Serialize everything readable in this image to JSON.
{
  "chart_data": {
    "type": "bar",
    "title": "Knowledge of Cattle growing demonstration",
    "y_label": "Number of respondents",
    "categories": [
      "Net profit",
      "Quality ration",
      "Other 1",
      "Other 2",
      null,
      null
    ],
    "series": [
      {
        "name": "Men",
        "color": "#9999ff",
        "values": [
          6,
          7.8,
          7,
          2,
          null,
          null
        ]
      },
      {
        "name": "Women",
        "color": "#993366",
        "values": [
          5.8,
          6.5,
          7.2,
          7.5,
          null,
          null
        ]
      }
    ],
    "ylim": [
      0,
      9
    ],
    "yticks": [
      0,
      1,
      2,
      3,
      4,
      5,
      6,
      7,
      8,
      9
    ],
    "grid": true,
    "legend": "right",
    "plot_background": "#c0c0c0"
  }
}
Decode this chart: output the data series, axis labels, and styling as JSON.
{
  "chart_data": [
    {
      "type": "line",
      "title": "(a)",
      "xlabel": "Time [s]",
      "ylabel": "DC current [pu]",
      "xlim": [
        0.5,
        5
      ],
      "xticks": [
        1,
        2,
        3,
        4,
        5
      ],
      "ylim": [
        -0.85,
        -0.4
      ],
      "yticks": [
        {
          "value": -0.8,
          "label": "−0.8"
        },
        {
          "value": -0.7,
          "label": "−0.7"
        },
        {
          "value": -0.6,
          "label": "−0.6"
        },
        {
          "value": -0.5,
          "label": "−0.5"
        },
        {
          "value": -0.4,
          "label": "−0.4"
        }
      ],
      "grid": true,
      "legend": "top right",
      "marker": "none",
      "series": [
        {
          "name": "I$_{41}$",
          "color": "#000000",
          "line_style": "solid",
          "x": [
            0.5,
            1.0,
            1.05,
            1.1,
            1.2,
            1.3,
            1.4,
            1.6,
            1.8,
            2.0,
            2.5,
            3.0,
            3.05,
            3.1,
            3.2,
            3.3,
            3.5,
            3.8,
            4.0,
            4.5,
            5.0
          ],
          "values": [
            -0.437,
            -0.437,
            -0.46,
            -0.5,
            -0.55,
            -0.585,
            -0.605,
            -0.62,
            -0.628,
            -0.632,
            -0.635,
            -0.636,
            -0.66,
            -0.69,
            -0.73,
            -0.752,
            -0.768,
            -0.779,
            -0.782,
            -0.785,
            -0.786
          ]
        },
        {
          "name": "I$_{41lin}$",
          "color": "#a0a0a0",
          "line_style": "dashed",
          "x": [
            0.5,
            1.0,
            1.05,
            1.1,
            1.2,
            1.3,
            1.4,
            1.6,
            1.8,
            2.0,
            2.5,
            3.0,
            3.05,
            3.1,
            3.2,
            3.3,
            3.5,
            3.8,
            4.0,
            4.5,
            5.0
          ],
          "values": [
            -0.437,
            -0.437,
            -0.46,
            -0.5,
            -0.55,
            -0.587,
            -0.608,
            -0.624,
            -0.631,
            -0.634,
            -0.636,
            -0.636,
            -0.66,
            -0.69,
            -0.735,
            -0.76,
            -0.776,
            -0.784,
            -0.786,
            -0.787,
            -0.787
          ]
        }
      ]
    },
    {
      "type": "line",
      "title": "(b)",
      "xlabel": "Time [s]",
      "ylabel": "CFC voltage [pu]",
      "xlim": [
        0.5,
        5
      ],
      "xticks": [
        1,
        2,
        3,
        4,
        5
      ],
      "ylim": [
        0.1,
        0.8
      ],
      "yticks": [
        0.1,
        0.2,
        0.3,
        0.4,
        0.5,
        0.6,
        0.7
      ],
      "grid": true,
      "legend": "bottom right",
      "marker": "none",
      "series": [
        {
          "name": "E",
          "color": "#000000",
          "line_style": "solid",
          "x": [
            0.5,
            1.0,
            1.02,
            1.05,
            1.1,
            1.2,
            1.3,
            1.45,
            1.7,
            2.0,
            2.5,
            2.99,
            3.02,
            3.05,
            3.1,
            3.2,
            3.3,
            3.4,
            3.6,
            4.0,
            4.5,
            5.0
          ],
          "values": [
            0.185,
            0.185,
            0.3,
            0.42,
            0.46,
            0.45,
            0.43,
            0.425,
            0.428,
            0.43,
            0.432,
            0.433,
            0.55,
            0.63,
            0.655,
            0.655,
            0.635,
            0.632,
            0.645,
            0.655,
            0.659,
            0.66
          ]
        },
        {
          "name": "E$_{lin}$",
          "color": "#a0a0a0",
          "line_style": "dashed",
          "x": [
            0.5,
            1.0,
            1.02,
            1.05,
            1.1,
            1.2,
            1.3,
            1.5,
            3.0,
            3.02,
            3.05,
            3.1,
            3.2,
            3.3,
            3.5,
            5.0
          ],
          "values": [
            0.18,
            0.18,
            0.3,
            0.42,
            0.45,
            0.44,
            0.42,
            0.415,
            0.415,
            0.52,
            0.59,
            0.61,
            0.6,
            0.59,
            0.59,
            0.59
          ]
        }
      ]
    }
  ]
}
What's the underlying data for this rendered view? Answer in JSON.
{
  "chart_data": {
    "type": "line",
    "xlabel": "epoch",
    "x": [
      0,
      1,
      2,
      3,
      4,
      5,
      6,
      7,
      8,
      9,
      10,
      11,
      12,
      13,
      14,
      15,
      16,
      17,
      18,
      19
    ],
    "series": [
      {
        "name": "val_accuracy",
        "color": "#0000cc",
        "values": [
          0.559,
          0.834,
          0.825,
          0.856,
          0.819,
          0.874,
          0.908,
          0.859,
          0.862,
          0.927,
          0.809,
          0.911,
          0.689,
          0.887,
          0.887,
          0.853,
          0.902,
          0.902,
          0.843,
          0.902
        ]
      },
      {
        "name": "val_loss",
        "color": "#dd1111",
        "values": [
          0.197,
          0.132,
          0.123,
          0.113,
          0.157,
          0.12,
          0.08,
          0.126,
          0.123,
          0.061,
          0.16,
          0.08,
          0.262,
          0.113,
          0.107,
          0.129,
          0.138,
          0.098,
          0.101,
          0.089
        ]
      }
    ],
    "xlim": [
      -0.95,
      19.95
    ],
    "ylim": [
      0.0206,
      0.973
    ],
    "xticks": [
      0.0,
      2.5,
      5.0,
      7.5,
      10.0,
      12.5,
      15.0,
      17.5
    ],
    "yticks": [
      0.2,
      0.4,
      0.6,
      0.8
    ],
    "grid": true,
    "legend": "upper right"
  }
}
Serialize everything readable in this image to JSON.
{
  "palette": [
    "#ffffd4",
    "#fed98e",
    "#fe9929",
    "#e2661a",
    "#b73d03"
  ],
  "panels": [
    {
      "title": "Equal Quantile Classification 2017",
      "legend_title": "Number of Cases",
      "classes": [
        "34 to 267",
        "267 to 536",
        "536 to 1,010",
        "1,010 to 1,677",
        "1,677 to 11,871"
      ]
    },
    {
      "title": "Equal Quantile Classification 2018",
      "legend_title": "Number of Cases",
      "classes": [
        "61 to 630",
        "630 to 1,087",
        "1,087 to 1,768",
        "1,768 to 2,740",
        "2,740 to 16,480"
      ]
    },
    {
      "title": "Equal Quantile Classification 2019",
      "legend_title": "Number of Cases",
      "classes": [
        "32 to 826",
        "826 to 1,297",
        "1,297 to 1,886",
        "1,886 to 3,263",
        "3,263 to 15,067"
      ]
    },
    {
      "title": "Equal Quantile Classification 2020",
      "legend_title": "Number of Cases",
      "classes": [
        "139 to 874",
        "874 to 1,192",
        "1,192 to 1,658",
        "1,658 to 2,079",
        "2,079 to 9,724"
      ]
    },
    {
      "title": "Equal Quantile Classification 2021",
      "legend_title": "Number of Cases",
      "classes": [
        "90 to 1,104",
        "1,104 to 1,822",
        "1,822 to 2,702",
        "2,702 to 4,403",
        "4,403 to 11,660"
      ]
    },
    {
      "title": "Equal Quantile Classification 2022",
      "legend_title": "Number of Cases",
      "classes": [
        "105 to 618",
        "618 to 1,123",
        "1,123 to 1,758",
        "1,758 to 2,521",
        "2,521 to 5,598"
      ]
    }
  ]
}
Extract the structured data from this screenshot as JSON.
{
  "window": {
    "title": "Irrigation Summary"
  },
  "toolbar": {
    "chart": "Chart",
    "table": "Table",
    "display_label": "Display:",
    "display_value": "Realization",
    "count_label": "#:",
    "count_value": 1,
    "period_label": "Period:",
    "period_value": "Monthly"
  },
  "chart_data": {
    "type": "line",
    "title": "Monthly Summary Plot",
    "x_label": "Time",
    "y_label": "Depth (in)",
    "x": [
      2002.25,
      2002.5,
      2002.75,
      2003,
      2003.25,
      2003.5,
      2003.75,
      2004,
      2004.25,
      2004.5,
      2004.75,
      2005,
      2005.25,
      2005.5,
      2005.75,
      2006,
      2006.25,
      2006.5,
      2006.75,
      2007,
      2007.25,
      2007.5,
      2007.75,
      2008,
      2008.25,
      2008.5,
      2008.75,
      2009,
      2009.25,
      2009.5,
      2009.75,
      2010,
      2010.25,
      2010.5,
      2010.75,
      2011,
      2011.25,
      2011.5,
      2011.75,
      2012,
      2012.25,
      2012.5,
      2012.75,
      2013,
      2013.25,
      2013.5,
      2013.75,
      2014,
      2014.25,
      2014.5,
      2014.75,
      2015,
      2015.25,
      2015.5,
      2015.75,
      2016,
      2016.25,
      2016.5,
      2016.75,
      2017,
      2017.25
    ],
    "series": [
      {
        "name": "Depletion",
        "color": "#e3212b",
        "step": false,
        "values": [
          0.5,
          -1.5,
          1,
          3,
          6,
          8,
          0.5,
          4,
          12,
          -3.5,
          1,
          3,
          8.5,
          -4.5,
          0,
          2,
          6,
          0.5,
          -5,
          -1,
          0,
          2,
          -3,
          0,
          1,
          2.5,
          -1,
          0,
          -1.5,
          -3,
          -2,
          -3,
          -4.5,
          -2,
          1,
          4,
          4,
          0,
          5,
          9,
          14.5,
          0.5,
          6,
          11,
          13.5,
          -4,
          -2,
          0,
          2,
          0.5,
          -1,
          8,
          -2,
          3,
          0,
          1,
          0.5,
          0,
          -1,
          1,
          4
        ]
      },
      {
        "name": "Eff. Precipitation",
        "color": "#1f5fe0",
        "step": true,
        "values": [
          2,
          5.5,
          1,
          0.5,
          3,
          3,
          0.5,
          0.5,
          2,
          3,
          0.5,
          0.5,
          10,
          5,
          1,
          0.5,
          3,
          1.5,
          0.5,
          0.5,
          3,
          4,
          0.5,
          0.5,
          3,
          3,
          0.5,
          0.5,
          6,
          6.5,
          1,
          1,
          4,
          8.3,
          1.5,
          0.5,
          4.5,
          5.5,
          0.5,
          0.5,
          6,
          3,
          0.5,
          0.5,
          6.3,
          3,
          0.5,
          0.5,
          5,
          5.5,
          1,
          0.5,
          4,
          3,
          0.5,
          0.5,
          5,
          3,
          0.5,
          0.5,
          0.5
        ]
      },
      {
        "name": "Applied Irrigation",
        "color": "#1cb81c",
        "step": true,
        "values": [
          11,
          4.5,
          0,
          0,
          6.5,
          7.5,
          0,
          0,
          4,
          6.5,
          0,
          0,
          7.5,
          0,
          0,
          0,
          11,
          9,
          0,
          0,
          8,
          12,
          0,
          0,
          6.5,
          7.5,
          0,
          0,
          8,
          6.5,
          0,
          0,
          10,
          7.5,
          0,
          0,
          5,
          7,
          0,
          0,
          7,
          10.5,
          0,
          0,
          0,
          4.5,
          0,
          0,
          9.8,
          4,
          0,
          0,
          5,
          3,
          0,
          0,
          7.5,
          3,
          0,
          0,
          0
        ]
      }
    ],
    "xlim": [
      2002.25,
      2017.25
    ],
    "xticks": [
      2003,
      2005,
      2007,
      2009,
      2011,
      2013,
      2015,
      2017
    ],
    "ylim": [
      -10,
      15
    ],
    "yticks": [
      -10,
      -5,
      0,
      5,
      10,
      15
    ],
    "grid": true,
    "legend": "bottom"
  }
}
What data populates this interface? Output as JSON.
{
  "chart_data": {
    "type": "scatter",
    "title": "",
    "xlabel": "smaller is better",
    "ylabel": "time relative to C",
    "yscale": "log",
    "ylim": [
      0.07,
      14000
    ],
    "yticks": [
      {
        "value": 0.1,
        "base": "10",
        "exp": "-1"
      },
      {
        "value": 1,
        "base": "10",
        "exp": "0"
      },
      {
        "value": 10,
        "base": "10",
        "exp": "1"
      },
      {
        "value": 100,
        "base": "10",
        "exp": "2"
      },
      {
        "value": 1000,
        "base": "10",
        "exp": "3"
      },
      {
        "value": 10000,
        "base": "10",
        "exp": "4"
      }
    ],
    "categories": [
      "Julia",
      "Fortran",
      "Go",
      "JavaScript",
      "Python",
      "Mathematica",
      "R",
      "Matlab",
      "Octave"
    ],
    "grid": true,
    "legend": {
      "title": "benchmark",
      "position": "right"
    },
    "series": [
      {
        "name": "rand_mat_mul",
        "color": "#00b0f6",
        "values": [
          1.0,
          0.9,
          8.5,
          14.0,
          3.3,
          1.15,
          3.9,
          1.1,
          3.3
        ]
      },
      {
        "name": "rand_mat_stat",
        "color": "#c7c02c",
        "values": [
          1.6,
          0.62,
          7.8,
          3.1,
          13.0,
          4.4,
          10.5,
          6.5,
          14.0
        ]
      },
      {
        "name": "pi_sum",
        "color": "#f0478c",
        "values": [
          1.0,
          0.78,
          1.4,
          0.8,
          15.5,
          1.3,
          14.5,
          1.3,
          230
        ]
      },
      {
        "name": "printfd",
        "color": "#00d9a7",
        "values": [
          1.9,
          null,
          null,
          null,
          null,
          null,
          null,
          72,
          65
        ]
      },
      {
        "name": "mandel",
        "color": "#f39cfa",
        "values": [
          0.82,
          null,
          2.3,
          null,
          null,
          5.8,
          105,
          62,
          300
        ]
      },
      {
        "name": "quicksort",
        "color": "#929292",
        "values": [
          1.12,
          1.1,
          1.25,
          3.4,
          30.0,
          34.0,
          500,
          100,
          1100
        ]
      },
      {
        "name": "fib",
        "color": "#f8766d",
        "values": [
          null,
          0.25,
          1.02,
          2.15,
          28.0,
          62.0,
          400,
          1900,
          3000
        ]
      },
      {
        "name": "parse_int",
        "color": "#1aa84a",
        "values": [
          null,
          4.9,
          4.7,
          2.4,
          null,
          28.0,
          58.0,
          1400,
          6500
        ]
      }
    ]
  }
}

→ **Your instructions**
In the records above, locate each line with the word "Monthly". Copy all such lines.

→ **Response below**
    "period_value": "Monthly"
    "title": "Monthly Summary Plot",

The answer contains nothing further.